Dass der Regisseur Burkhard C. Kosminski indes mehr vorhatte, als vor Weihnachten mit „Cyrano de Bergerac“ einen für volle Ränge sorgenden Dramenhit mit süßraspelndem Liebesgeflüster auf die Bühne des Stuttgarter Schauspielhauses zu bringen, war beim Blick auf den Besetzungszettel zu erahnen. Cyrano wird mit Matthias Leja überraschend älter besetzt als sein Gegenspieler Christian, verkörpert von Felix Strobel. Kosminski rückt dem im 17. Jahrhundert spielenden Stück von 1897 zudem mit einer Bearbeitung zu Leibe, um es sprachlich ins Heute zu übertragen. Er wählt die Überschreibung durch den Dramatiker Martin Crimp in der deutschen Fassung von Ulrich Blumenbach und Nils Tabert. Erwartungsgemäß finden die Fechtszenen nur in etwas schlichten Videoprojektionen statt. Die stammen von Florian Etti, der auch die aus einer Papierbühne bestehende Szenerie gestaltet hat.
Den Theaterkommentar, mit dem der Dramatiker Edmond Rostand seinen Helden einführt, lässt Kosminski sich nicht entgehen. Die Schauspieler setzen sich in die erste Reihe und schauen zu, wie David Müller als Montfleury im samtenen Musketierdress und Schnallenschuhen bei seiner „Amlé“-Hamlet-Umdichtung näselt. Als er über eine „schlotterichte Königin“ schwadroniert, ist aber Schluss. Cyrano springt auf die Bühne und verscheucht den „kostümierten Sabbersack“. Denn: „Seine verschwurbelte Neufassung macht mich fassungslos.“
Volle Kassen und mächtige Gönner Montfleurys, mit denen der Intendant (Reinhard Mahlberg) Cyrano zu Milde bewegen will? Der gestrenge Dichter lässt nichts gelten. Auch die Aufforderung, er solle mit seiner Kunst versuchen, „systemrelevant“ zu werden – eine Anspielung an die aktuelle Debatte um Einsparungen im Kulturbereich – , schmettert der Künstler ab.

GESTELLTE AUFGABE A
Nenne die Person, die laut dem Textabschnitt die aus einer Papierbühne bestehende Szenerie gestaltet hat.
GESTELLTE AUFGABE B
Prüfe, ob die folgenden Aussagen mit dem Textabschnitt übereinstimmen, und belege jedes Urteil mit einem wörtlichen Zitat aus dem Textabschnitt: (i) Die Rolle des Christian spielt Felix Strobel. (ii) Die Fechtszenen werden live auf der Bühne ausgetragen. (iii) Den Intendanten spielt Reinhard Mahlberg.

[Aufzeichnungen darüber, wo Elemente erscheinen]
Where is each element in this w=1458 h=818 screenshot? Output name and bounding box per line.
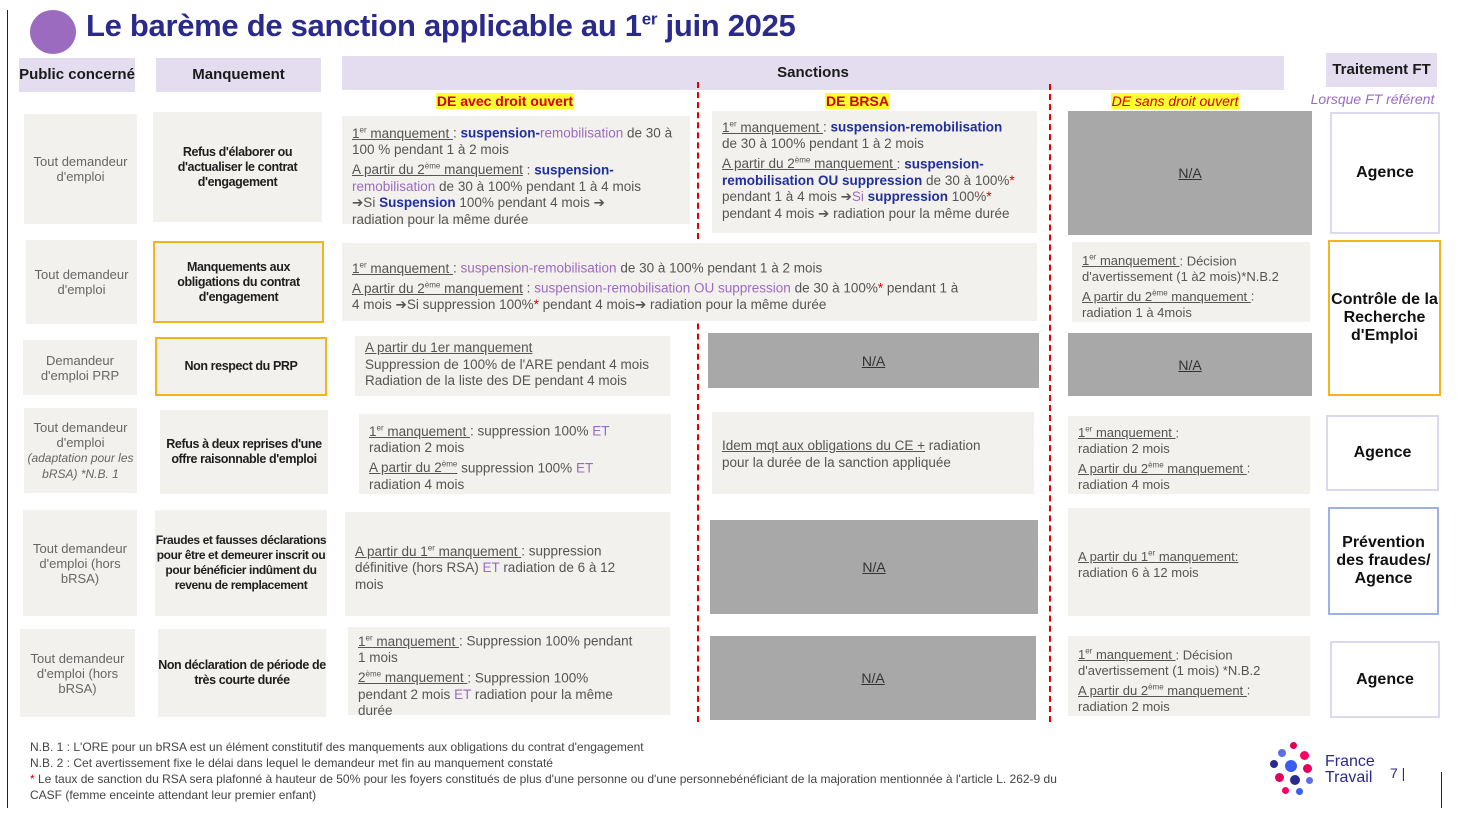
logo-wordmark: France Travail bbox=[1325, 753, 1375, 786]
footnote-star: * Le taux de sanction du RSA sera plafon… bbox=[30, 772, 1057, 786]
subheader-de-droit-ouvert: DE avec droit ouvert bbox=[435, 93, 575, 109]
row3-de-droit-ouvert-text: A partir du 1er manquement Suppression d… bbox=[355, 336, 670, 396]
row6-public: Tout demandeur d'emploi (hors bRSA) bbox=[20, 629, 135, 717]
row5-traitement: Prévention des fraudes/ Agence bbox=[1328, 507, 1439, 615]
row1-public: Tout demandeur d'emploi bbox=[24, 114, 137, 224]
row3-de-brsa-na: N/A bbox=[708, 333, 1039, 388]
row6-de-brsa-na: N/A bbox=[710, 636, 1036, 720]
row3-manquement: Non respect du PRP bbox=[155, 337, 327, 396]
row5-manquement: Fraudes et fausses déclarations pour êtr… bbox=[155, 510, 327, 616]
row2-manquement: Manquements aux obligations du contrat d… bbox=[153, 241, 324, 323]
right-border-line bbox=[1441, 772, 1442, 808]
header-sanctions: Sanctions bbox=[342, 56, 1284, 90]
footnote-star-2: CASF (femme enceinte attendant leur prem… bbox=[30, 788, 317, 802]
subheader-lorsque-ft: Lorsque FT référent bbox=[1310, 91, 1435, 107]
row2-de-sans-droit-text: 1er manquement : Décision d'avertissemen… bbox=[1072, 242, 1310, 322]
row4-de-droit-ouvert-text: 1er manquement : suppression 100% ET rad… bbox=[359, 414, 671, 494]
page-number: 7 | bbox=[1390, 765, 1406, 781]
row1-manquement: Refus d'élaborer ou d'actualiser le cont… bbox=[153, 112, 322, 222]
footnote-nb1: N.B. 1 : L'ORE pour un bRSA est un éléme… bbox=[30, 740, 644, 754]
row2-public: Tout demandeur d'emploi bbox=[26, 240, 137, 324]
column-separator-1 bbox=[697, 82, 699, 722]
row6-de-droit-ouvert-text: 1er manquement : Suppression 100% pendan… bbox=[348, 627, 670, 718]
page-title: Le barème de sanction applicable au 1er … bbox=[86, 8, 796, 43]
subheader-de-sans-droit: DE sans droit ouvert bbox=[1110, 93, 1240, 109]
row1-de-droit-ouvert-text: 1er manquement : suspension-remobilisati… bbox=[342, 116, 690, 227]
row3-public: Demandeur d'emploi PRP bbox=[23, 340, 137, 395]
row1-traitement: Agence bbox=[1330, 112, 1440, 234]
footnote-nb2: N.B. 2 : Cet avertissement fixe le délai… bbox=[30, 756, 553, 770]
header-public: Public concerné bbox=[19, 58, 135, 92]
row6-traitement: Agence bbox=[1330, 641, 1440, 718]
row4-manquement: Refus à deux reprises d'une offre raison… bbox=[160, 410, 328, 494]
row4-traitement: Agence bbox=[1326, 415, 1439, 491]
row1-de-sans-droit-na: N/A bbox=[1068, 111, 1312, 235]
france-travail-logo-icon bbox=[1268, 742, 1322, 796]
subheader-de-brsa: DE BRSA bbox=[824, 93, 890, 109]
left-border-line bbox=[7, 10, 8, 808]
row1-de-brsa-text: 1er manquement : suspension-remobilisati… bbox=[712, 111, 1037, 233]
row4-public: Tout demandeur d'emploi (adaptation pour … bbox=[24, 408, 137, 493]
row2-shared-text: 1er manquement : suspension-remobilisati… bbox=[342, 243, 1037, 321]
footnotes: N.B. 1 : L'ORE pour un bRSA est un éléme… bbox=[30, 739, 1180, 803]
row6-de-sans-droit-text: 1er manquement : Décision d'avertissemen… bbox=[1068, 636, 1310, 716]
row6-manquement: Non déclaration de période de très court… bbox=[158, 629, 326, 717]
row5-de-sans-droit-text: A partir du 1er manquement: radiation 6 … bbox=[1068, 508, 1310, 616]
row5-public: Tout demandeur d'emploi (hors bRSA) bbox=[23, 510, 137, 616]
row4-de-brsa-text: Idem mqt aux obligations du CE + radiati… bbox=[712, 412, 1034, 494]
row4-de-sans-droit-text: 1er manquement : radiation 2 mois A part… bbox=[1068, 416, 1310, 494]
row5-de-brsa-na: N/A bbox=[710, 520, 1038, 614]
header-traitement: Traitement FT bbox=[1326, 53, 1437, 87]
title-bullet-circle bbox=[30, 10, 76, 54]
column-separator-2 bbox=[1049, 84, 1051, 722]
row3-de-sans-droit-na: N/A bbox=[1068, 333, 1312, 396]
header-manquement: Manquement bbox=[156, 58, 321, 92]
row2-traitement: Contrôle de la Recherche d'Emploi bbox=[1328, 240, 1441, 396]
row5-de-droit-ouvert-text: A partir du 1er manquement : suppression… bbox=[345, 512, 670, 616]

ANTWORT ZUR AUFGABE A
Florian Etti hat die Szenerie gestaltet.

ANTWORT ZUR AUFGABE B
(i) Ja: „sein Gegenspieler Christian, verkörpert von Felix Strobel“
(ii) Nein: „Erwartungsgemäß finden die Fechtszenen nur in etwas schlichten Videoprojektionen statt.“
(iii) Ja: „der Intendant (Reinhard Mahlberg)“